▼

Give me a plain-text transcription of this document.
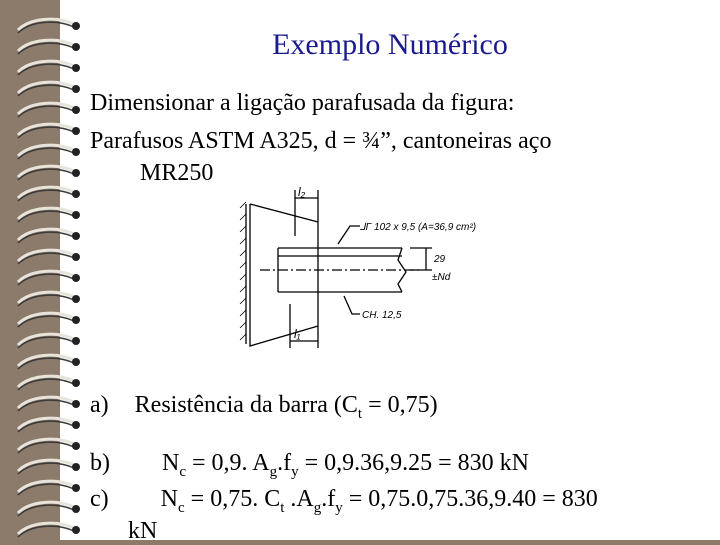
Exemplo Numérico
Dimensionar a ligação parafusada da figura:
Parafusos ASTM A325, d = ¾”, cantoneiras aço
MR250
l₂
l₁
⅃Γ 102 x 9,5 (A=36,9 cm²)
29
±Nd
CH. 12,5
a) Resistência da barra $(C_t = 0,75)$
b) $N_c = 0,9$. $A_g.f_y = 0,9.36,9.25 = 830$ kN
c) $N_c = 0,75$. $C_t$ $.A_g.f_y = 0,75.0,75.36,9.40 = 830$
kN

▲

• Work to complete:
Nothing in the entries should change as you copy them, except that the pictures are left out.

• The answer:
Give me a plain-text transcription of this document.
Exemplo Numérico
Dimensionar a ligação parafusada da figura:
Parafusos ASTM A325, d = ¾”, cantoneiras aço
MR250
l₂
l₁
⅃Γ 102 x 9,5 (A=36,9 cm²)
29
±Nd
CH. 12,5
a) Resistência da barra $(C_t = 0,75)$
b) $N_c = 0,9$. $A_g.f_y = 0,9.36,9.25 = 830$ kN
c) $N_c = 0,75$. $C_t$ $.A_g.f_y = 0,75.0,75.36,9.40 = 830$
kN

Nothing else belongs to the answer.